PERSEVERAR NA ORAÇÃO

«Embora pareça que não adianta nada, não devemos abandonar a oração por causa das distrações ou da inquietação do espírito que experimentamos. Quem perseverar durante todo o tempo que se propôs orar e chamar suavemente o seu espírito para que este volte repetidamente ao objeto da sua oração, obterá um grande benefício.» (São Felipe Neri).

Sem dúvida, é incômodo quando tentamos orar com recolhimento e sofremos constantes distrações. Referimo-nos aqui às distrações involuntárias que nos assaltam assim que tentamos entrar em recolhimento interior. São Filipe Néri dá-nos o excelente conselho de não abandonarmos a oração por nenhum motivo, mesmo que nos pareça inútil. A tentação é começarmos a descuidá-la quando parece que não nos traz nenhum benefício. No entanto, a longo prazo, isso tem graves consequências espirituais, uma vez que a alma deixa de receber o alimento que a une mais profundamente a Deus.

O nosso Pai permite que soframos essas distrações e inquietações do espírito. Sabendo que Ele tem sempre em mente o nosso crescimento espiritual, podemos ter a certeza de que até esses incómodos na oração servirão para o nosso bem. O Pai chama-nos a fixar o nosso olhar n’Ele. Se compreendermos a oração como o “grande diálogo com Deus”, não a interromperemos prematuramente, mas procuraremos levá-la a cabo mesmo nessas circunstâncias difíceis. Assim, até a oração distraída pode tornar-se um gesto de amor e fidelidade.
——————
Problema: Segundo o trecho, que conselho São Filipe Néri dá a quem sofre distrações ao orar? As entradas seguintes são um material independente do trecho.

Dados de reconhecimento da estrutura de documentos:
——————
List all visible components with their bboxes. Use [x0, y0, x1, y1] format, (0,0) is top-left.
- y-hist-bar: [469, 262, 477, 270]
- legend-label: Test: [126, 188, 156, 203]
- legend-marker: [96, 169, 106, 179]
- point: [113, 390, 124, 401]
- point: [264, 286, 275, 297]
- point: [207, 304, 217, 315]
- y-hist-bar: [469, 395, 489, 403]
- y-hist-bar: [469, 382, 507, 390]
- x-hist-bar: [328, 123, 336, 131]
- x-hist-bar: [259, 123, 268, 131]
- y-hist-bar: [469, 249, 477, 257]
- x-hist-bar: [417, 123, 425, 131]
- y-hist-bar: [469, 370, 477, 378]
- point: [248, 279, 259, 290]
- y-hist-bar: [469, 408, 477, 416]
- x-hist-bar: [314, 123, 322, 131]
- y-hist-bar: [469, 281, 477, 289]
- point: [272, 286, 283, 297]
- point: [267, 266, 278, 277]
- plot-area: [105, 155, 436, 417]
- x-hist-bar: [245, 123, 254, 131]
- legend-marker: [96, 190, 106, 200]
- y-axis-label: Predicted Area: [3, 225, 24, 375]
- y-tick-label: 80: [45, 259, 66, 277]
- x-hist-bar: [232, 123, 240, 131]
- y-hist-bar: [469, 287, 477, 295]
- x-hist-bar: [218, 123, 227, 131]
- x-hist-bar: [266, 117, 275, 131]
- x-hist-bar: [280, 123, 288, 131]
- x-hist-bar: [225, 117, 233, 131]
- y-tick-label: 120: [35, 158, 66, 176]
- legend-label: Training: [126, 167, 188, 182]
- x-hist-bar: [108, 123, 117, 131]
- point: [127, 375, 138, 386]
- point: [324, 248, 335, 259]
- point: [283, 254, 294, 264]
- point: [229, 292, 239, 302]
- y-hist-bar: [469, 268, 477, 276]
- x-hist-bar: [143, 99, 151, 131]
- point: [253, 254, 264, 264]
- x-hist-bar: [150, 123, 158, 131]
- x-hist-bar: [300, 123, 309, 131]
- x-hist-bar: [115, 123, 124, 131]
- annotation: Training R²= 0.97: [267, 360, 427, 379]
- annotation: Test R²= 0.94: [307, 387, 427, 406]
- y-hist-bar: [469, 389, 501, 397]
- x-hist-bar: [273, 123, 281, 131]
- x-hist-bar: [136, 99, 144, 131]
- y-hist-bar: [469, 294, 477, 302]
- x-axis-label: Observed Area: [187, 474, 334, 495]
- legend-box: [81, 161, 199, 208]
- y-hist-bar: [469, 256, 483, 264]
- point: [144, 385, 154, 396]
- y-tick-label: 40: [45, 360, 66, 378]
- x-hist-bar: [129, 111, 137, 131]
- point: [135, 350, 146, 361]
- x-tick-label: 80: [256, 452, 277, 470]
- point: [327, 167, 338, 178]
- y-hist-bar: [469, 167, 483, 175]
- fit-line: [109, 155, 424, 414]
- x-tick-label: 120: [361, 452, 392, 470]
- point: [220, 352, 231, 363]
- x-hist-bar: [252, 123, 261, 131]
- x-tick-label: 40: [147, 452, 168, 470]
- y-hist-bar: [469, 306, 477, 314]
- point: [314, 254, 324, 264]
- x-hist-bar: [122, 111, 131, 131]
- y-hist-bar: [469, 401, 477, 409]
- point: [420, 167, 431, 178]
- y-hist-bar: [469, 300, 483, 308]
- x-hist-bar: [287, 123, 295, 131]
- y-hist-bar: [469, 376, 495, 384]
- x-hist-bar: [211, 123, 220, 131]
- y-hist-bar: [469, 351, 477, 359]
——————
Resposta esperada: Não abandonar a oração por nenhum motivo, mesmo que pareça inútil.